• MATERIAL FOR THIS TASK

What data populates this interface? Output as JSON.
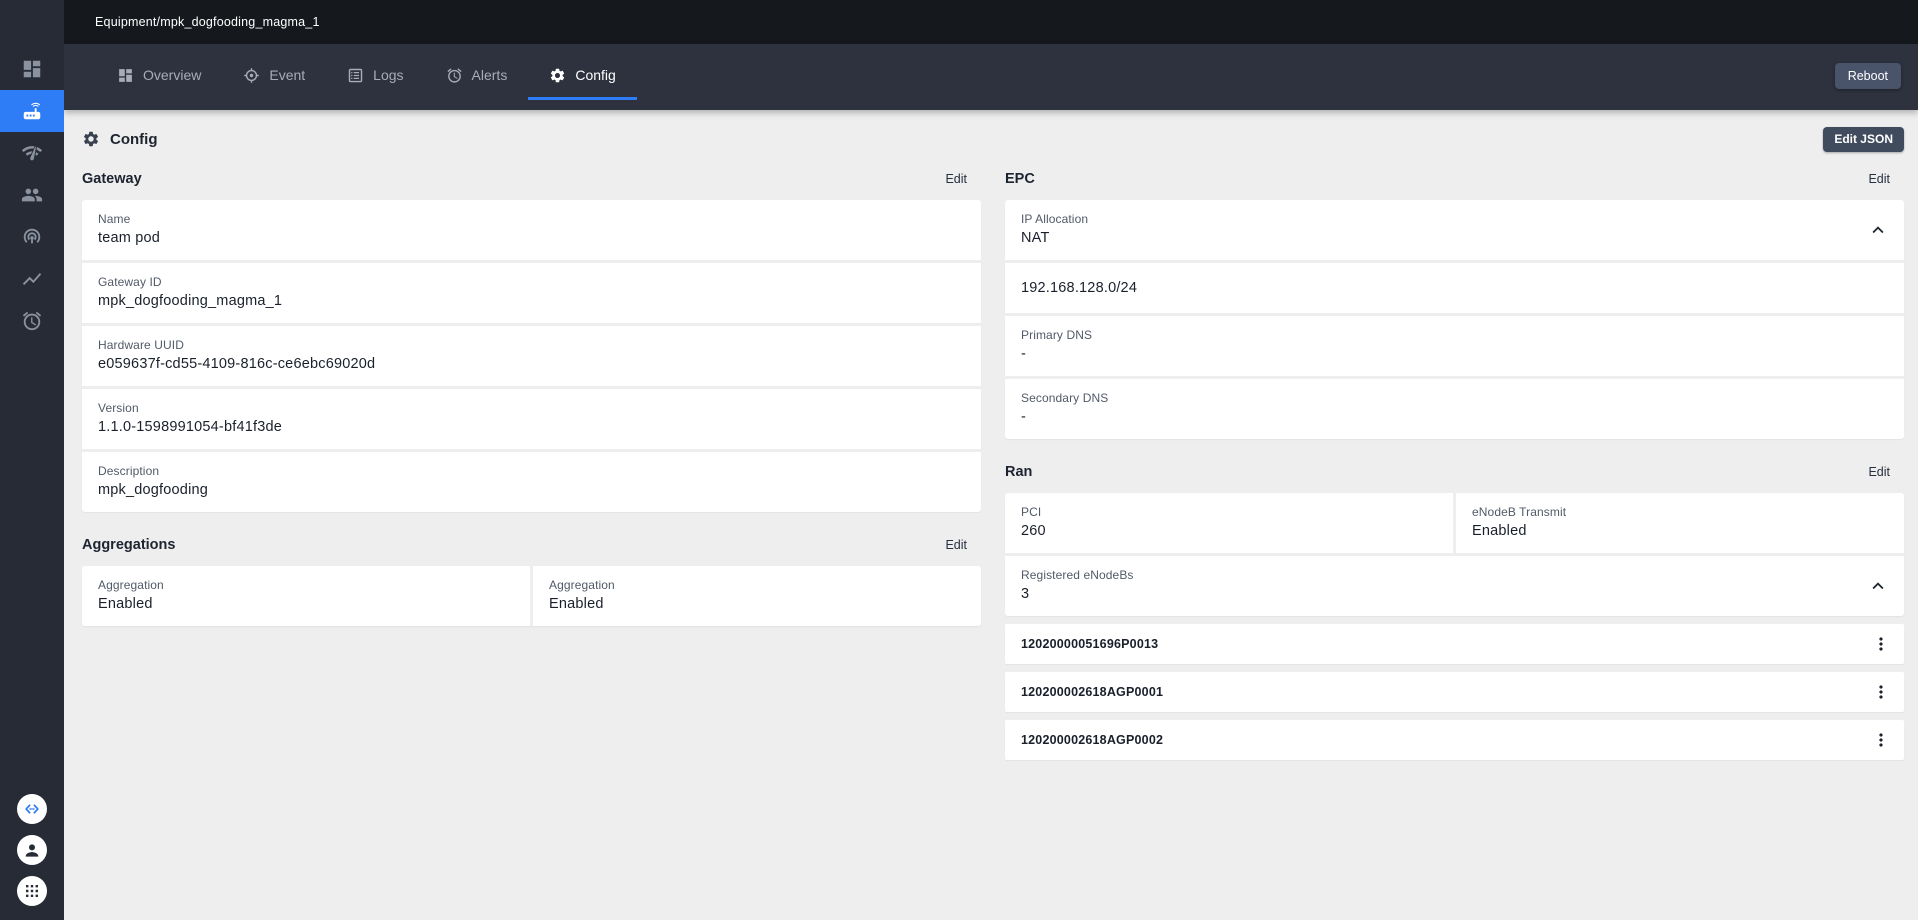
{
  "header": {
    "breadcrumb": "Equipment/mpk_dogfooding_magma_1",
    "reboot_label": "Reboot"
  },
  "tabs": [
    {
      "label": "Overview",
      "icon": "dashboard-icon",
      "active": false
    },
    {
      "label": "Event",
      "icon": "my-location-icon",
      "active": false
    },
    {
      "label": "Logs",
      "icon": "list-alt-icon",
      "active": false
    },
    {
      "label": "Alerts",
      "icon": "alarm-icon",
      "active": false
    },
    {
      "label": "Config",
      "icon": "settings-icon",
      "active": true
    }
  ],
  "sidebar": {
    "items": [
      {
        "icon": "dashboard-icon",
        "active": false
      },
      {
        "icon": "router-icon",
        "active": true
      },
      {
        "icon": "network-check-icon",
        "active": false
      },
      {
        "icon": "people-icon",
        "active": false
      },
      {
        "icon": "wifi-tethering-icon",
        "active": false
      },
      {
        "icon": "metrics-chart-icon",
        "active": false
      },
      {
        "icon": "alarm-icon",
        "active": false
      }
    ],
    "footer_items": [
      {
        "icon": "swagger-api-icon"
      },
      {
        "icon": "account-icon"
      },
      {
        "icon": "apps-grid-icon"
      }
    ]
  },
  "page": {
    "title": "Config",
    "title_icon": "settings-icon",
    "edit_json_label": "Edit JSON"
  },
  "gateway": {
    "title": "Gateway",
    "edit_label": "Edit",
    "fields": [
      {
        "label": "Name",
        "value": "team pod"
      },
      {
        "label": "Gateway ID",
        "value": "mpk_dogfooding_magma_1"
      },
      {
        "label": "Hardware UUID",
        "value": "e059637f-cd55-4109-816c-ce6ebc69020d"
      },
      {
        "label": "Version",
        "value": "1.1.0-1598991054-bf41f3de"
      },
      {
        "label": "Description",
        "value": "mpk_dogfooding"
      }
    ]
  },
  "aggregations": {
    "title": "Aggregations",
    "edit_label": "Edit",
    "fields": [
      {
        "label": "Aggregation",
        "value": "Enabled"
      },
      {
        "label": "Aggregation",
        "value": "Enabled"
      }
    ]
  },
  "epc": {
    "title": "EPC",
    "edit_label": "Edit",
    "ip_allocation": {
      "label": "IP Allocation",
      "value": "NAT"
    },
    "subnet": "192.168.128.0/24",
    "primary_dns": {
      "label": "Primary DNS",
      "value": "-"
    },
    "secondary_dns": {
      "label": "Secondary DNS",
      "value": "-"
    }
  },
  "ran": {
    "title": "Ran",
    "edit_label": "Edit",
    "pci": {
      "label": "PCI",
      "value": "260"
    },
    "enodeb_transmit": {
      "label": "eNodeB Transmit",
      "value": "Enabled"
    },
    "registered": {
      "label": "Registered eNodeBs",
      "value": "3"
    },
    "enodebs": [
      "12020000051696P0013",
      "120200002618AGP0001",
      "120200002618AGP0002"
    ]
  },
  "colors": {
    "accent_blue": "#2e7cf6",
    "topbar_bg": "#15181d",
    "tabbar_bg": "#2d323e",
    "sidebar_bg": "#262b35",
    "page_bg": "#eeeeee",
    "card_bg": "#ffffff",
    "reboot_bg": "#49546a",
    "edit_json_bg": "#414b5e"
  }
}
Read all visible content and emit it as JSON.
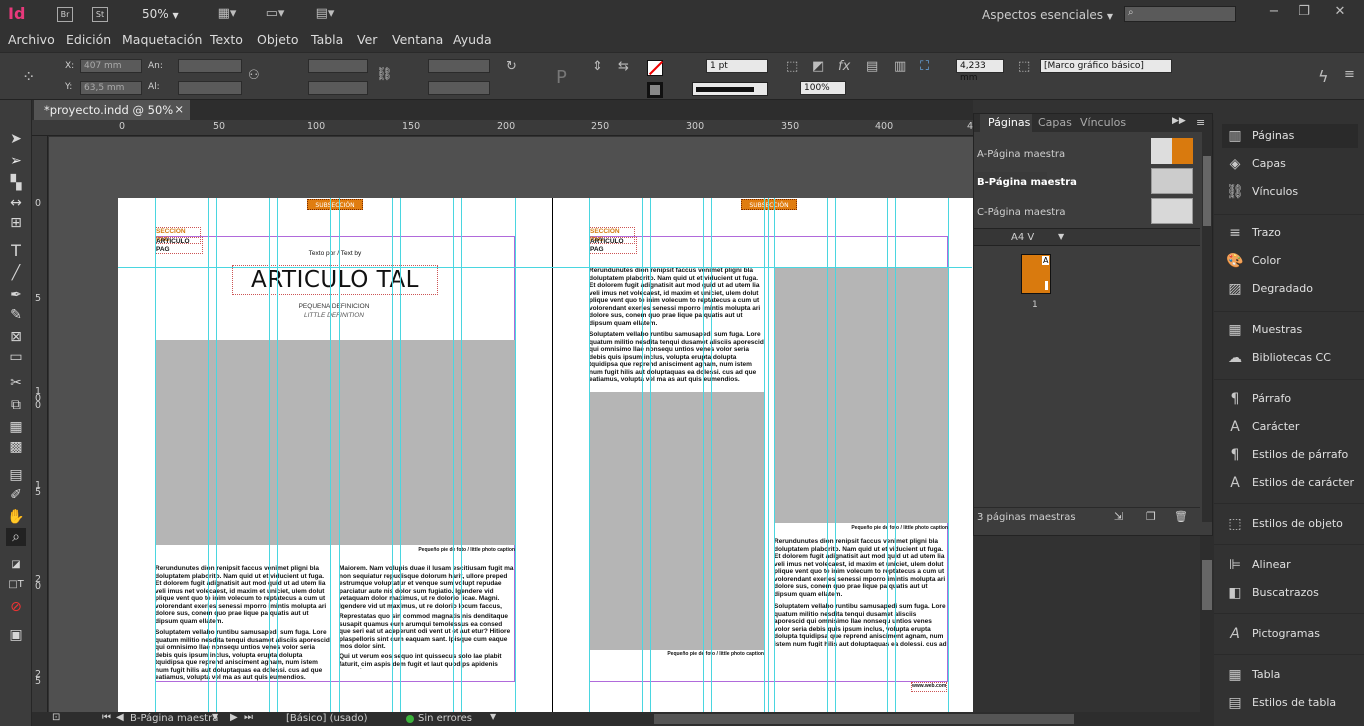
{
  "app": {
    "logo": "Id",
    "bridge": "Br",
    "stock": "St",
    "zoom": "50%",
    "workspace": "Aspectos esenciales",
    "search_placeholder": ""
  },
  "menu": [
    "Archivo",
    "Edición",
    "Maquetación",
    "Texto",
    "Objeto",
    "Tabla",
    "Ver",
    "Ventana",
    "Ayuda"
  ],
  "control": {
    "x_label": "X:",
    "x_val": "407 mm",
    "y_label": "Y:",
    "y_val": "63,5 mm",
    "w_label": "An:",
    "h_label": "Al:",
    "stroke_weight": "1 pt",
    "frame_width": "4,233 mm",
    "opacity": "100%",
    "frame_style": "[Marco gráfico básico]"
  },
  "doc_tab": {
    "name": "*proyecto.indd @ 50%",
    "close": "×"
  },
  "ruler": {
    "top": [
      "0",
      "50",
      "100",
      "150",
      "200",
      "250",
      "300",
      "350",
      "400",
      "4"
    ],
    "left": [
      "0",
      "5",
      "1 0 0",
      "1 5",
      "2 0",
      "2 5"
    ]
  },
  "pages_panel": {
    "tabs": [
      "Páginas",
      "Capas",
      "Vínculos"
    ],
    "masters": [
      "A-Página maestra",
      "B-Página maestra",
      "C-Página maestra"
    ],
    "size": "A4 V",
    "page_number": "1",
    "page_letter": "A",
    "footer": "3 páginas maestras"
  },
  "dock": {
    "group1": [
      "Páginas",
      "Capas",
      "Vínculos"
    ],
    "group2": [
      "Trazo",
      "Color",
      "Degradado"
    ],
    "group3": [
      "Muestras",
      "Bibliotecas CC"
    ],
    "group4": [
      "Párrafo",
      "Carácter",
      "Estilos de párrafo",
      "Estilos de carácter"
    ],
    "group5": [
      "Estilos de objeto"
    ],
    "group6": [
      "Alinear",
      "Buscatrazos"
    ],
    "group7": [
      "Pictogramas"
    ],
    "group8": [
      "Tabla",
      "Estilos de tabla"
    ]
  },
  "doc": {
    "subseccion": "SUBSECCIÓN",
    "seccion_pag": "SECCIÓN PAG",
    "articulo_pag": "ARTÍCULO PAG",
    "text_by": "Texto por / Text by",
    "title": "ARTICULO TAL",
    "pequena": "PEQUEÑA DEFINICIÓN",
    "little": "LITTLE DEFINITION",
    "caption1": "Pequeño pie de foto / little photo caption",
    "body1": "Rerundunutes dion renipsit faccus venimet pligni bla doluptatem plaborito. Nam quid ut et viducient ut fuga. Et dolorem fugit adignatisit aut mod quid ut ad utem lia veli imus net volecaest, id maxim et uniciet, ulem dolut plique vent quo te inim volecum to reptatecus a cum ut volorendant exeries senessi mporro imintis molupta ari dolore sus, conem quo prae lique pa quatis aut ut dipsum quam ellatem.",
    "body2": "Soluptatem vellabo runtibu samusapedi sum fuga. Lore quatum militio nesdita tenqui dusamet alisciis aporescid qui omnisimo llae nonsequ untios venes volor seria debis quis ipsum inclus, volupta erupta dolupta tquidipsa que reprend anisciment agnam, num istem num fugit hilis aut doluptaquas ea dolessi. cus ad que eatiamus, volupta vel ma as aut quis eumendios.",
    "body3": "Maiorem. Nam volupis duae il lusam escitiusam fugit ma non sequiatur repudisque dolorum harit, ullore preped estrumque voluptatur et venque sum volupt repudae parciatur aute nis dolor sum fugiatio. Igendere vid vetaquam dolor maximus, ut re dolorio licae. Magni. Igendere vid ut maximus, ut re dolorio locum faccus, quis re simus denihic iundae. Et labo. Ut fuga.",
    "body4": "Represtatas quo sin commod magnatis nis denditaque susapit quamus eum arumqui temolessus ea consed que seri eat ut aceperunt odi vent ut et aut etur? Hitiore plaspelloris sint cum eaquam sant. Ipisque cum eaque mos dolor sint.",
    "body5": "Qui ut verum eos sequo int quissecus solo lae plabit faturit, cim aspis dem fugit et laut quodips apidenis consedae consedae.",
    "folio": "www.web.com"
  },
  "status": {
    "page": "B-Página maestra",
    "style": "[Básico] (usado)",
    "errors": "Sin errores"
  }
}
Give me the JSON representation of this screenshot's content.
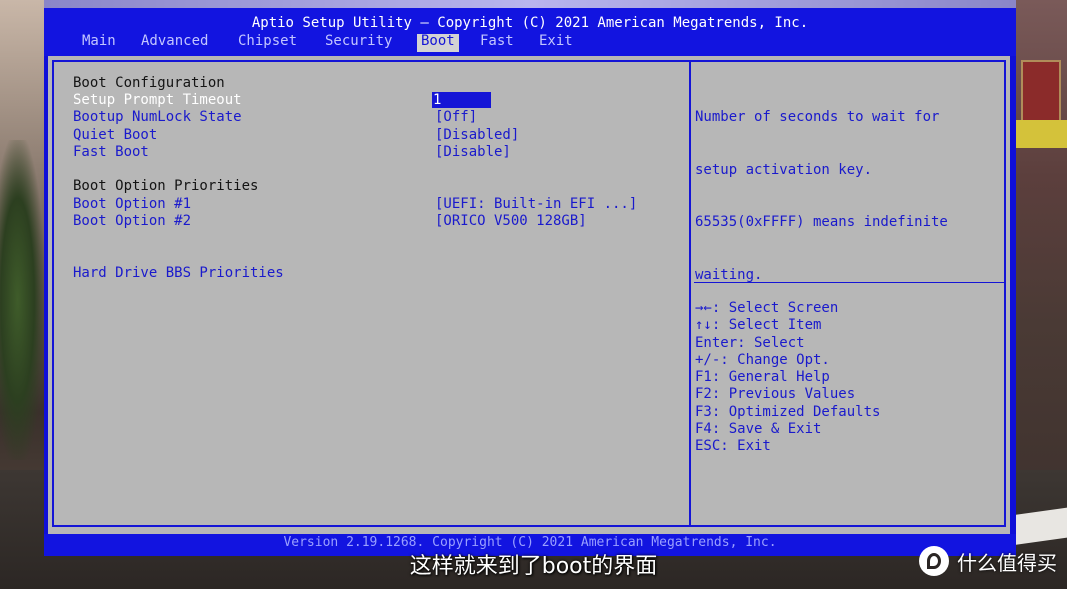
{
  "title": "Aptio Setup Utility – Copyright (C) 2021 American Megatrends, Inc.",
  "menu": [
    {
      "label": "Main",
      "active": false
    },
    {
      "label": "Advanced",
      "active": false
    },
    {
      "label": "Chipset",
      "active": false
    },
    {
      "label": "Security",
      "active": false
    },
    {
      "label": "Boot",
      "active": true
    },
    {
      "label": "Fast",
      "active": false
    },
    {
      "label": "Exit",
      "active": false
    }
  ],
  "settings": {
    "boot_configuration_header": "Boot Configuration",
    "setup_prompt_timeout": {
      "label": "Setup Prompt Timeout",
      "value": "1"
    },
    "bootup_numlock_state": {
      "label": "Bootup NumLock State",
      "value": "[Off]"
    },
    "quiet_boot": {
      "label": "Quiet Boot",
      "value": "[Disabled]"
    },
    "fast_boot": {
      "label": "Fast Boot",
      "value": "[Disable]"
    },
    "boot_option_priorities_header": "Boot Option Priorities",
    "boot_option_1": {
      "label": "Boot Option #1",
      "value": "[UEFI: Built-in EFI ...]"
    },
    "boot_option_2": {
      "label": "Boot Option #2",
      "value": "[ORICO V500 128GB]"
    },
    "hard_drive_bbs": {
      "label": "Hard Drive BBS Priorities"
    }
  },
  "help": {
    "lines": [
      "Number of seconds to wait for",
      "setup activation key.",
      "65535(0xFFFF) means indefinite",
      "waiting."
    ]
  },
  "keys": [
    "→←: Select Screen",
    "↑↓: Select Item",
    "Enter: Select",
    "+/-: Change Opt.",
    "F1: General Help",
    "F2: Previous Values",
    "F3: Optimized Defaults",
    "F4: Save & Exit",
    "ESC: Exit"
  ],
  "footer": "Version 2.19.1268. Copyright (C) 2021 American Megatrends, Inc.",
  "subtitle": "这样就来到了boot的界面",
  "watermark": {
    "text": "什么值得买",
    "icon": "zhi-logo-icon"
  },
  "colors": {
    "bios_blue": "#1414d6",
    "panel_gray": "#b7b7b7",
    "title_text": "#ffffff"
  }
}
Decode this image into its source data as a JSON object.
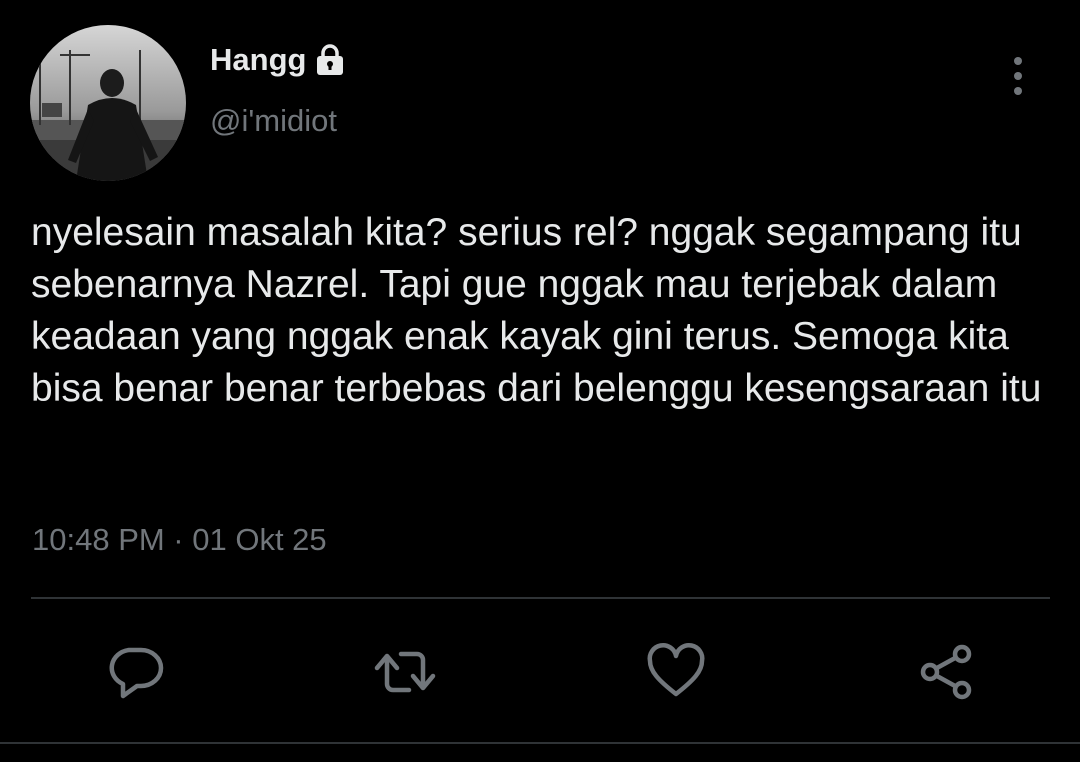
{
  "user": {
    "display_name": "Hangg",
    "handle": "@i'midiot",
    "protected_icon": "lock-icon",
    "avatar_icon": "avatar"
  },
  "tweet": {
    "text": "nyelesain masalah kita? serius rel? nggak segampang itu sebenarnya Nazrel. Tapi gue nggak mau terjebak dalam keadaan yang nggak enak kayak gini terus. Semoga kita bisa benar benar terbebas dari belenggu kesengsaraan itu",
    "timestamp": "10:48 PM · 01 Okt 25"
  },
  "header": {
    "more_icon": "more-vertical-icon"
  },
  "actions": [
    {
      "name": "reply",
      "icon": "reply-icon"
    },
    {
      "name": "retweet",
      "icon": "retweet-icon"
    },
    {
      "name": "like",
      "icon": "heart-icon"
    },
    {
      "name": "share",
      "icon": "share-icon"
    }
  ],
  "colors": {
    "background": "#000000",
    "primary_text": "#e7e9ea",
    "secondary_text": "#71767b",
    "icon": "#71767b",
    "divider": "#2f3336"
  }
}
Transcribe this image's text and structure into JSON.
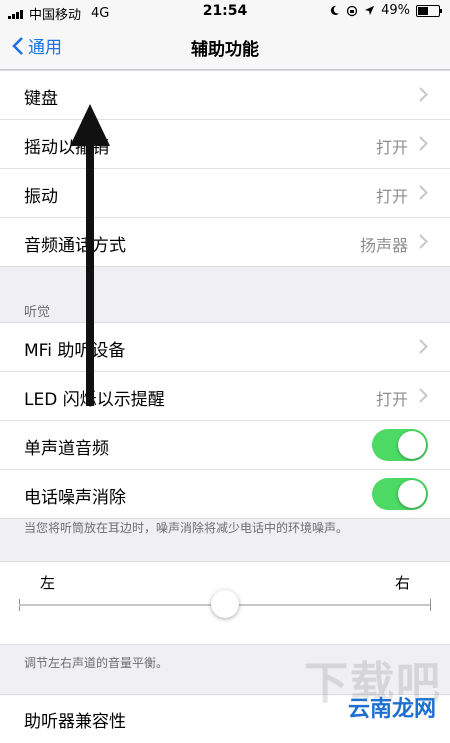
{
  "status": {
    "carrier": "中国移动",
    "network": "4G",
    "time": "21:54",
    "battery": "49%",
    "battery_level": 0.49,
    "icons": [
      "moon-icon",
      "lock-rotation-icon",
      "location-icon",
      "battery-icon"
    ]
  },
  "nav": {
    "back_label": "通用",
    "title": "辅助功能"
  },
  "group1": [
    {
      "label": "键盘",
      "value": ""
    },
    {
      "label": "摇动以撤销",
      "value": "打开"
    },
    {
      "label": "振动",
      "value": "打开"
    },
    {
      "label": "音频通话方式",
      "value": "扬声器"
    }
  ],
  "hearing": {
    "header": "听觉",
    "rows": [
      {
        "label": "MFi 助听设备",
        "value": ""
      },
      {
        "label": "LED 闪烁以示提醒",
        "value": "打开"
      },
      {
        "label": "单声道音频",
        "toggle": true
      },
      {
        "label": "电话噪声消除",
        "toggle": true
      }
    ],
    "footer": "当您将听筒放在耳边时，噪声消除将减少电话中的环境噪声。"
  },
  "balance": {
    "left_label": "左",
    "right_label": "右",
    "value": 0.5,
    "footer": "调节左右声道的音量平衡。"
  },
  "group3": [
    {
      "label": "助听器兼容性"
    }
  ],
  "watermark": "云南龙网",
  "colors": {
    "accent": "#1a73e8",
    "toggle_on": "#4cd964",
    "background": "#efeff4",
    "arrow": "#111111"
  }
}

• BRIEF
Extract each line holding the word "data" from the records.

• OUTPUT FOR THIS TASK
What data populates this interface? Output as JSON.
Decode this image into its source data as a JSON object.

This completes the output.